**Task directions**: Only lines holding the word "indicateur" should be copied from the material.

(Extracted records)

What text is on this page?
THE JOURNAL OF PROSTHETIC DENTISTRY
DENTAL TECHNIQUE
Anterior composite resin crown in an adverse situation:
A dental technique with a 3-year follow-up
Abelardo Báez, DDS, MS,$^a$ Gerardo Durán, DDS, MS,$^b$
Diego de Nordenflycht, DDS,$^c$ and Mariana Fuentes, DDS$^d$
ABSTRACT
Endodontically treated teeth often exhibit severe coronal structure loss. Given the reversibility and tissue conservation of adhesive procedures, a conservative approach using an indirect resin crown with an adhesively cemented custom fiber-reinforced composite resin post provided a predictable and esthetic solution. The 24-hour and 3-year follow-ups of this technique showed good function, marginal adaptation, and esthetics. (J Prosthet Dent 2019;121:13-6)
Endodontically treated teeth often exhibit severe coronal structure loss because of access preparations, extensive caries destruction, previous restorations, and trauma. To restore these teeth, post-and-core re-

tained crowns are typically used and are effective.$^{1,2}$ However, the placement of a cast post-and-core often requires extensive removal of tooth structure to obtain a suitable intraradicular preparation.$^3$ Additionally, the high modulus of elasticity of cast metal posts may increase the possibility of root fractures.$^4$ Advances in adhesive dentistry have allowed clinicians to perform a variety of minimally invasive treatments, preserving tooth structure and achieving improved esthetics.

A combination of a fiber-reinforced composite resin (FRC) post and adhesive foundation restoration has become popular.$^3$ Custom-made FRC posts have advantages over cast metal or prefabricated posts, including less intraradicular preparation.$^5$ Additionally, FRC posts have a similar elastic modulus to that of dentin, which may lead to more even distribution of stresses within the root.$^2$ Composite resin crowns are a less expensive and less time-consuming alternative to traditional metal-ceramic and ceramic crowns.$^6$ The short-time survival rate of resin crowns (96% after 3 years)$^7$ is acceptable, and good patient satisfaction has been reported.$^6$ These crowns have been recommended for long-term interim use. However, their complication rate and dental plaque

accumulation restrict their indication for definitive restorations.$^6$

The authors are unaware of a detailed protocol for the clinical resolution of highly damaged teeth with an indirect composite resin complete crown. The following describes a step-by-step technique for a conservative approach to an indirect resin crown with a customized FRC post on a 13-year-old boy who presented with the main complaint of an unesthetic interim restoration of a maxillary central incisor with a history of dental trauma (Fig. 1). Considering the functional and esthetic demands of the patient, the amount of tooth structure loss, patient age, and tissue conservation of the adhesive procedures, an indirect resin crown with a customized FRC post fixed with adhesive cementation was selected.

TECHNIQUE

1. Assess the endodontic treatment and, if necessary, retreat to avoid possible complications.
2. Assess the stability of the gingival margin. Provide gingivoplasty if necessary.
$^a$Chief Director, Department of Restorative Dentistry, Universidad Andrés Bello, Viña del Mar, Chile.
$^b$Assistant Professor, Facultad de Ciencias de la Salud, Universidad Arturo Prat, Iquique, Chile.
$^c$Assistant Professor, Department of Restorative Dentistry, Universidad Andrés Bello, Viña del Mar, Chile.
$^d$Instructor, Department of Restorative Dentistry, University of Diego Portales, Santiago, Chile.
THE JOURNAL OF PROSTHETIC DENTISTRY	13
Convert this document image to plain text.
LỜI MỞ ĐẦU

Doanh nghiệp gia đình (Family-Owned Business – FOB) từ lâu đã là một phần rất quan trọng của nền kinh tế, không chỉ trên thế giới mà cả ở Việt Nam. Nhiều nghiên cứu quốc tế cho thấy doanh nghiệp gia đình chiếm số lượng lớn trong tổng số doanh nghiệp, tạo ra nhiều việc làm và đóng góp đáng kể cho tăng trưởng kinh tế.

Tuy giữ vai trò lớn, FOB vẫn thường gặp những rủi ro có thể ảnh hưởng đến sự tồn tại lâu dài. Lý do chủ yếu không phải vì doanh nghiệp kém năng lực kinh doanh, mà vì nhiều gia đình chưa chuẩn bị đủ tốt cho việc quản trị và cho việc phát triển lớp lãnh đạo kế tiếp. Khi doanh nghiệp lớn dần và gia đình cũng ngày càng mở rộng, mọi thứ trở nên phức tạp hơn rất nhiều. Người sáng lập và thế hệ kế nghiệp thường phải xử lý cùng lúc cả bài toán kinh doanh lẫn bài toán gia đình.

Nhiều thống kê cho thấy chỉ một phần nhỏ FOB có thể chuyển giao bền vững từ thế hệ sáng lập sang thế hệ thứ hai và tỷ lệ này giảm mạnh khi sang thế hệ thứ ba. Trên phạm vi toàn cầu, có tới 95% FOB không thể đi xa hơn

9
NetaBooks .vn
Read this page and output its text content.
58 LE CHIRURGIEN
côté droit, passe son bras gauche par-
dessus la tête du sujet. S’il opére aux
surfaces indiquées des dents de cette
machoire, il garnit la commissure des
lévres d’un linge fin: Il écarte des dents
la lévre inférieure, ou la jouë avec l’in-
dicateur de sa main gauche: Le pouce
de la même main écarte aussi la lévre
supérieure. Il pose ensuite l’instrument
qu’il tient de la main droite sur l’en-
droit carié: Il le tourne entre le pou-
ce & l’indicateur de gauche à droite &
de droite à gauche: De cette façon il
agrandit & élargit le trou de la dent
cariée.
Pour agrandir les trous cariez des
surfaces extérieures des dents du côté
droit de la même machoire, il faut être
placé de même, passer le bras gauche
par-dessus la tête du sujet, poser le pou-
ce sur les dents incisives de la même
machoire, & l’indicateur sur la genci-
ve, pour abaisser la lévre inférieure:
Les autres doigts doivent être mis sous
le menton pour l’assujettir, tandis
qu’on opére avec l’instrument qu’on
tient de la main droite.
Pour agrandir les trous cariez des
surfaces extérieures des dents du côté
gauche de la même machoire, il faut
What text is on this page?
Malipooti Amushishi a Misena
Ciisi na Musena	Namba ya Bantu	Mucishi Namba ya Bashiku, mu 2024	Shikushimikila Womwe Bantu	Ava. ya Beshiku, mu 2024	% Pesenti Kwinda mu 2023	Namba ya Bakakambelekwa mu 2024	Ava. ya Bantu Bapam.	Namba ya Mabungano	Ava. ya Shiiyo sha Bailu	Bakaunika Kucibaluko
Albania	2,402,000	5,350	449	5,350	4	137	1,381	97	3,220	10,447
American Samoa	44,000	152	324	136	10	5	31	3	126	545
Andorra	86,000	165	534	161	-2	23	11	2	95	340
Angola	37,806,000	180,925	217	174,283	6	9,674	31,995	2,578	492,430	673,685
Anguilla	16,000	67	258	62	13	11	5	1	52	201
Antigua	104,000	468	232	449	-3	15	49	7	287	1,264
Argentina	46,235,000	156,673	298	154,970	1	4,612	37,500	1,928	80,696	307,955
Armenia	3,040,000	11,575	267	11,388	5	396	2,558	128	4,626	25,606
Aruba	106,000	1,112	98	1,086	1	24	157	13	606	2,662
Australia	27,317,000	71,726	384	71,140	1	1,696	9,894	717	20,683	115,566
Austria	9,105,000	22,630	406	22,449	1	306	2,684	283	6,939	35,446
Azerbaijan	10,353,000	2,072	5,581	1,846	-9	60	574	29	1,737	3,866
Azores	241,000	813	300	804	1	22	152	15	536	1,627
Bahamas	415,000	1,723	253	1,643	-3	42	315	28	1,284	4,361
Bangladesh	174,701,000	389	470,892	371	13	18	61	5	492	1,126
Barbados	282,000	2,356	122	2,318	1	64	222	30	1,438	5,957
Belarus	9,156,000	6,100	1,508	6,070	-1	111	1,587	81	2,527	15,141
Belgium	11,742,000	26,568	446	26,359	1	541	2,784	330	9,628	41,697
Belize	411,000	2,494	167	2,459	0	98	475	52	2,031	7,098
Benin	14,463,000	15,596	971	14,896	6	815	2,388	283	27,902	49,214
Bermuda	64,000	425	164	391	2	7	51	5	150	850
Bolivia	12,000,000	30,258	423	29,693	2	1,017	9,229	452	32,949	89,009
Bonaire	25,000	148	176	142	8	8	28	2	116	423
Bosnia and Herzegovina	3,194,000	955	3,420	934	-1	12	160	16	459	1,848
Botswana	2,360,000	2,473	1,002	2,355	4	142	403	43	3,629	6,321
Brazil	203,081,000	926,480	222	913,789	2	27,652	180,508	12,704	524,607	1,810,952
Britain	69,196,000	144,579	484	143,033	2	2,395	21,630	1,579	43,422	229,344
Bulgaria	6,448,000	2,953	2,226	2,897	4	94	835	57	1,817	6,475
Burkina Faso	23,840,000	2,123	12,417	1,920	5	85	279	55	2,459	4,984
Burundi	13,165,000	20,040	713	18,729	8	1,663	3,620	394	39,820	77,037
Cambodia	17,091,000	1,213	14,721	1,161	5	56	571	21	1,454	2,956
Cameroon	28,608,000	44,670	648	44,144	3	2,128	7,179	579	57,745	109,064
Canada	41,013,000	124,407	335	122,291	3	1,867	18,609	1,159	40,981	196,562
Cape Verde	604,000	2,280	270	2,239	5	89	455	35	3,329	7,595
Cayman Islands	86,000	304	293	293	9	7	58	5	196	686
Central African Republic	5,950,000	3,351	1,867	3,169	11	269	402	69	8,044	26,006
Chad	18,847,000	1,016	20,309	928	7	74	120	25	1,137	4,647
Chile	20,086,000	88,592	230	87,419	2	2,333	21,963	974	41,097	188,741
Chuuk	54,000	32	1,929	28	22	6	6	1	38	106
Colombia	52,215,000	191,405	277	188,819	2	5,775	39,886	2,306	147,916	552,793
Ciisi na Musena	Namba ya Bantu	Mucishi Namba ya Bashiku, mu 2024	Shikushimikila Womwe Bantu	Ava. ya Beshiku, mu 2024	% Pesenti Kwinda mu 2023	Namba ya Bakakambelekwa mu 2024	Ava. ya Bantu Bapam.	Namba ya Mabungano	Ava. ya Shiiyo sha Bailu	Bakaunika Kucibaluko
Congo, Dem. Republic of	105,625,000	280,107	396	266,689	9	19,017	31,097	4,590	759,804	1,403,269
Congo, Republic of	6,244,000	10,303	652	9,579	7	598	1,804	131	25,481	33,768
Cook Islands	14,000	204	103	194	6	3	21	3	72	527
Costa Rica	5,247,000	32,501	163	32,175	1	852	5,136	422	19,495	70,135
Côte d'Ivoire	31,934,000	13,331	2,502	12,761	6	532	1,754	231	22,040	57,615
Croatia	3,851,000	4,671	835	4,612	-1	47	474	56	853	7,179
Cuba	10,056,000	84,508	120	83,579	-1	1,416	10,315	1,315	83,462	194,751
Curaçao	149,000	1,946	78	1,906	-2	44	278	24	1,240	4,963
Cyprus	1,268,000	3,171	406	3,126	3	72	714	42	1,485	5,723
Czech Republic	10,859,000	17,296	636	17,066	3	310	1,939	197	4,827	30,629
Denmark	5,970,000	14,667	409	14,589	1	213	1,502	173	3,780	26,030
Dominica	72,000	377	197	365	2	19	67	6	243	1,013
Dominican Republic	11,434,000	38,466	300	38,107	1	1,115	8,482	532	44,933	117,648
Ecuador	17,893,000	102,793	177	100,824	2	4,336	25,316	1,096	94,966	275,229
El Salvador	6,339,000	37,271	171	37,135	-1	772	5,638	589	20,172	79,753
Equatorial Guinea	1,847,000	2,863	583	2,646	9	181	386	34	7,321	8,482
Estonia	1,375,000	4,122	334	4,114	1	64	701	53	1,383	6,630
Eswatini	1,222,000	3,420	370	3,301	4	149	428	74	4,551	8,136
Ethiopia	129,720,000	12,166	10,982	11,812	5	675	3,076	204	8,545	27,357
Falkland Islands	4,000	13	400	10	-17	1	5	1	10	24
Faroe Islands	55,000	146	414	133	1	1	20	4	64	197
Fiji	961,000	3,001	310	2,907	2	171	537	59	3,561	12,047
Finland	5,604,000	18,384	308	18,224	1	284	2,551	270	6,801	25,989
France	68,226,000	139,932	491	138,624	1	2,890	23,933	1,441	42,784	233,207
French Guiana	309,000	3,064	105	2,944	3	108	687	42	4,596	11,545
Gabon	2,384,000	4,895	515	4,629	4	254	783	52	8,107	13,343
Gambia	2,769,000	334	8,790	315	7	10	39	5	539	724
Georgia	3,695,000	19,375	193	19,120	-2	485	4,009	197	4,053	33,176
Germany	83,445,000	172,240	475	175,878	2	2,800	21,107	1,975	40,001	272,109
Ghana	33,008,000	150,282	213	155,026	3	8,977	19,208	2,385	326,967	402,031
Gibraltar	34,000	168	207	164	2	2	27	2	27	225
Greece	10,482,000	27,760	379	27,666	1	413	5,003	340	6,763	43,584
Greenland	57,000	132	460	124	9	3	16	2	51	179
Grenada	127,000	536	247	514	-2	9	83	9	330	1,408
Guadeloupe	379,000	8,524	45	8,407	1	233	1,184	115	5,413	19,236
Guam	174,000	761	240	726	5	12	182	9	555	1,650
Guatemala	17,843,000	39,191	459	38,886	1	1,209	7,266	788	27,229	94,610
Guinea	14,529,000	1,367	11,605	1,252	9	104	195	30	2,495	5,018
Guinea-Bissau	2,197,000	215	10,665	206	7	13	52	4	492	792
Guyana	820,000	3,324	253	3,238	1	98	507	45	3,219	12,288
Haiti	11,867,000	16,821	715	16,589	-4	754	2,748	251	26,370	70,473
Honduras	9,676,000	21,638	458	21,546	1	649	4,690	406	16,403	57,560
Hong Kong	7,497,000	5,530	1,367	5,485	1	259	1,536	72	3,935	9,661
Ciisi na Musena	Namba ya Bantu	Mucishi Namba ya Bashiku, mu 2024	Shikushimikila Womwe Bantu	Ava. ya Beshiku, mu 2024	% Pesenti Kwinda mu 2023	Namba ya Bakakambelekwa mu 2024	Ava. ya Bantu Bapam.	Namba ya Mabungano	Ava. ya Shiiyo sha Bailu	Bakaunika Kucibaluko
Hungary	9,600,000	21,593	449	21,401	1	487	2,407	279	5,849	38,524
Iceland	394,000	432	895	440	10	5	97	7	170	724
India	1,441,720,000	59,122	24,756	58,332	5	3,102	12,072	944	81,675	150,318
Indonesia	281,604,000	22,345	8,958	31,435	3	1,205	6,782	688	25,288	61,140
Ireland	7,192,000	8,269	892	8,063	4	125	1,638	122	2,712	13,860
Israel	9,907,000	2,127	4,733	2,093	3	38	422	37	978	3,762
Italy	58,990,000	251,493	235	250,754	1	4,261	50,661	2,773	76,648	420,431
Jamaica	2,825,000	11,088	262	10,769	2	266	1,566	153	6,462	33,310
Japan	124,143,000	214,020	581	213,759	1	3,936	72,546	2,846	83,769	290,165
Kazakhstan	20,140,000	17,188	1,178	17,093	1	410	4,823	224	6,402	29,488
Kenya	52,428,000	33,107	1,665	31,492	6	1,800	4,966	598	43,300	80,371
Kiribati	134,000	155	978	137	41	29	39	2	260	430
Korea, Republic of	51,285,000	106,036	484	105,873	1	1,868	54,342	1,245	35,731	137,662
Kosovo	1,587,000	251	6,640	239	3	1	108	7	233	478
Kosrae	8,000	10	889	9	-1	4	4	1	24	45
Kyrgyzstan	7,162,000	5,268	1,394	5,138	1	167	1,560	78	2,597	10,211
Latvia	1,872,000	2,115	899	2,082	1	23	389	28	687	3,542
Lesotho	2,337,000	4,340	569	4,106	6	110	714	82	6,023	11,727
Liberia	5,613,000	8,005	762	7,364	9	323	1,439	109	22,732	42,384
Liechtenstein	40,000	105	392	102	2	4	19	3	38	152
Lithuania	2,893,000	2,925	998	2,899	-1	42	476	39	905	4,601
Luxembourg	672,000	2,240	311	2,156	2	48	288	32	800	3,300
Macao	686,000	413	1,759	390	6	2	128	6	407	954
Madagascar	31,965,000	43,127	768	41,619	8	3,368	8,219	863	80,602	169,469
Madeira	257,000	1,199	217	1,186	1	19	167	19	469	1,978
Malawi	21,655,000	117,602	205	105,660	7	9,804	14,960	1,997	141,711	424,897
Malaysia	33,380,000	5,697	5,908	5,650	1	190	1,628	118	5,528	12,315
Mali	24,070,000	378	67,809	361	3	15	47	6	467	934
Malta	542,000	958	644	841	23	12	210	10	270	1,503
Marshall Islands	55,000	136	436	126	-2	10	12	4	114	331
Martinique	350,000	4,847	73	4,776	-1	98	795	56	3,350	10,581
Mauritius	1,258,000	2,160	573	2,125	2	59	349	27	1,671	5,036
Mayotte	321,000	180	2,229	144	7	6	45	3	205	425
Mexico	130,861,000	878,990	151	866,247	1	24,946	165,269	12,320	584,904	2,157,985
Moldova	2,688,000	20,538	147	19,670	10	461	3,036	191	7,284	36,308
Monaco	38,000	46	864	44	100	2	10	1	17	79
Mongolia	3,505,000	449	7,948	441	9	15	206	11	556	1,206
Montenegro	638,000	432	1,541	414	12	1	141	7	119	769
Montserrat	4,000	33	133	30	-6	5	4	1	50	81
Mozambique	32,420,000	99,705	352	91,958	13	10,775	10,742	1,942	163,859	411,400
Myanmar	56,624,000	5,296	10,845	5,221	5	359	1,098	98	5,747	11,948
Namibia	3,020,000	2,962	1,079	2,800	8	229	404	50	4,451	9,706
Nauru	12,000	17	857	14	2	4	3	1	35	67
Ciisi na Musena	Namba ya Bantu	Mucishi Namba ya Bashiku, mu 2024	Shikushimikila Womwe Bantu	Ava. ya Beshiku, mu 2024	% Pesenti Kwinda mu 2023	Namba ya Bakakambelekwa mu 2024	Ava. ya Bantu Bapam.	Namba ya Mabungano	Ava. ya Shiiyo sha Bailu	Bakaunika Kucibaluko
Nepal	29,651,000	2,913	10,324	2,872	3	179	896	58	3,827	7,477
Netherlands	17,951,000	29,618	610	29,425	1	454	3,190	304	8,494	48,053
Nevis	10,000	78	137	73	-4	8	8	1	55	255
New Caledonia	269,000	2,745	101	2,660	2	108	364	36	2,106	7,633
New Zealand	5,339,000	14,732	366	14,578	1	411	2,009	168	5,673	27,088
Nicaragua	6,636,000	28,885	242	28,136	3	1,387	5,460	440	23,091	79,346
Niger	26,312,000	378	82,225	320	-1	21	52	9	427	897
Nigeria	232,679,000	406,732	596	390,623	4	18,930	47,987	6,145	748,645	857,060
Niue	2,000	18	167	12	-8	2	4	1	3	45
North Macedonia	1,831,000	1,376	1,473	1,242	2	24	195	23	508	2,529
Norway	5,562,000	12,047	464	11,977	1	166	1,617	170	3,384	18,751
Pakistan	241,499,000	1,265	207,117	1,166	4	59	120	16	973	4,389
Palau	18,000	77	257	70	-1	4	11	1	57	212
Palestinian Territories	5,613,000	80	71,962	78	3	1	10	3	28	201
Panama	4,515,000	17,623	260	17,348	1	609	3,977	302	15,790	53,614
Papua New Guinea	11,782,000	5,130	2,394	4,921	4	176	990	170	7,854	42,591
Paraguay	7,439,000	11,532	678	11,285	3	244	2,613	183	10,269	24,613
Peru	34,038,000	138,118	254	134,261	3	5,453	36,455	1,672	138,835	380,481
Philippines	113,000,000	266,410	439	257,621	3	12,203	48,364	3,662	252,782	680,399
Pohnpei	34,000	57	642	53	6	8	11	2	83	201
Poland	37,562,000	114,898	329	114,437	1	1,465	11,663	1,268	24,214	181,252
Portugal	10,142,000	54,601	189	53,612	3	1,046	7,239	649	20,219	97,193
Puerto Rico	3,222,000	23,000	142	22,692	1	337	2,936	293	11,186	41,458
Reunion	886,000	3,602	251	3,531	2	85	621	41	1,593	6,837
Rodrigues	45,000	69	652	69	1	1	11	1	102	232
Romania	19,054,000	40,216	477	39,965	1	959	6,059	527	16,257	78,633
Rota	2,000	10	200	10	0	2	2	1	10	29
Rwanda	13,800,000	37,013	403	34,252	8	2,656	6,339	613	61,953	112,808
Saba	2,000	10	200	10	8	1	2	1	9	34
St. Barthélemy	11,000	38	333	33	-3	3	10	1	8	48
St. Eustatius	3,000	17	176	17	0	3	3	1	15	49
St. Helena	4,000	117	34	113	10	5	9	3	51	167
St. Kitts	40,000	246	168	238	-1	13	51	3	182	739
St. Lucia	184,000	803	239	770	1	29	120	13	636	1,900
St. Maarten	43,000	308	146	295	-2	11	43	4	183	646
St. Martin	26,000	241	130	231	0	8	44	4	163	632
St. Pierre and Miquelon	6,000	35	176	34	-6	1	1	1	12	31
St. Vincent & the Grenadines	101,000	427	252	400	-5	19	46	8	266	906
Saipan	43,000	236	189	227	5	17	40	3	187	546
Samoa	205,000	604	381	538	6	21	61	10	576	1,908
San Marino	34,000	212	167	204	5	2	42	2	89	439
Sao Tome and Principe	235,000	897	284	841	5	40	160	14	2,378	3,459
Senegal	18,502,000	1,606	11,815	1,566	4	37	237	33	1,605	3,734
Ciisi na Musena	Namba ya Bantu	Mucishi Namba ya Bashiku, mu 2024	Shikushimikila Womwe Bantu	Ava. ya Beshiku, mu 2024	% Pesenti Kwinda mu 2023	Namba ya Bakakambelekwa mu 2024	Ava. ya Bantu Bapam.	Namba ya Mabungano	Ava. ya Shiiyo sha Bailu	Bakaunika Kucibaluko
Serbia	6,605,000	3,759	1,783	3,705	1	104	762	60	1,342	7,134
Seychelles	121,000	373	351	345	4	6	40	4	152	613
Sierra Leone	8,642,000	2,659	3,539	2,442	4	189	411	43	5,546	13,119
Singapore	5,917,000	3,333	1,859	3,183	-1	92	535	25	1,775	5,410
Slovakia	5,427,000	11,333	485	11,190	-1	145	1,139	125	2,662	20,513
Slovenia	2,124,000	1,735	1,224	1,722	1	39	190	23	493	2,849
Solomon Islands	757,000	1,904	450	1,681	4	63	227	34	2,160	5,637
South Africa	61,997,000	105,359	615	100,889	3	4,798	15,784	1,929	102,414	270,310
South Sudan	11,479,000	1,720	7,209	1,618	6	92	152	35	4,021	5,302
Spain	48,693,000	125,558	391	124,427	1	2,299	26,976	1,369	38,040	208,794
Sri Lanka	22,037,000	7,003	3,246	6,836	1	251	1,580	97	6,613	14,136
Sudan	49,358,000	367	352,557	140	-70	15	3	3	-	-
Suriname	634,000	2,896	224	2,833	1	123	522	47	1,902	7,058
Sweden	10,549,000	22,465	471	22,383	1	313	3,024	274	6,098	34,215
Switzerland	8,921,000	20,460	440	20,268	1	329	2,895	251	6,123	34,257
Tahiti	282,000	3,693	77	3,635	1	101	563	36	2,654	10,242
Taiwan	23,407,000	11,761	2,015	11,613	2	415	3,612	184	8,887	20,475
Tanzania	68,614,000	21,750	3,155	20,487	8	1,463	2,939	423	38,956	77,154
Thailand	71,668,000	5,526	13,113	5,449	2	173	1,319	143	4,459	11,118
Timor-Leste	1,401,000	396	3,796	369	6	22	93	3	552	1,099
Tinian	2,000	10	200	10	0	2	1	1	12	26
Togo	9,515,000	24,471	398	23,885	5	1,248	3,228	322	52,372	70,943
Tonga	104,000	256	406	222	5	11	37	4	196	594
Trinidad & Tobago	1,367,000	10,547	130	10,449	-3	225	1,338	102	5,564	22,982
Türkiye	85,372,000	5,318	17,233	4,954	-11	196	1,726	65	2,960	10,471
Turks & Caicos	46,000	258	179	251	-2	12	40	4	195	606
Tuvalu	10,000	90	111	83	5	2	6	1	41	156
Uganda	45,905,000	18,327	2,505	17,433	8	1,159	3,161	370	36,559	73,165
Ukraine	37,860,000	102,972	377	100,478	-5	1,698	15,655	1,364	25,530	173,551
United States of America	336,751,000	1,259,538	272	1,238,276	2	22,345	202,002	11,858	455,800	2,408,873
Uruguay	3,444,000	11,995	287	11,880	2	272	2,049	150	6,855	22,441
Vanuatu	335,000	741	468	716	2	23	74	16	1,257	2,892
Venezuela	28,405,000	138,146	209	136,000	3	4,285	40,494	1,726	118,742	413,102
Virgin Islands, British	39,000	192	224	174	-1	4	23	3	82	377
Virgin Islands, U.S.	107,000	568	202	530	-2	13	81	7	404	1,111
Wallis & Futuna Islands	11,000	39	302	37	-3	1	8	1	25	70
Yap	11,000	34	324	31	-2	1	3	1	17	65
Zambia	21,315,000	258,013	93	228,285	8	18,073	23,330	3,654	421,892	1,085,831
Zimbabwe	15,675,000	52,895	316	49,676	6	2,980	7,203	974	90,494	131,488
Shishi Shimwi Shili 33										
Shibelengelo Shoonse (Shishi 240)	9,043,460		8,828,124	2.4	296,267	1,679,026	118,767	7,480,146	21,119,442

**Output of the exercise**:
ce & l’indicateur de gauche à droite &
machoire, & l’indicateur sur la genci-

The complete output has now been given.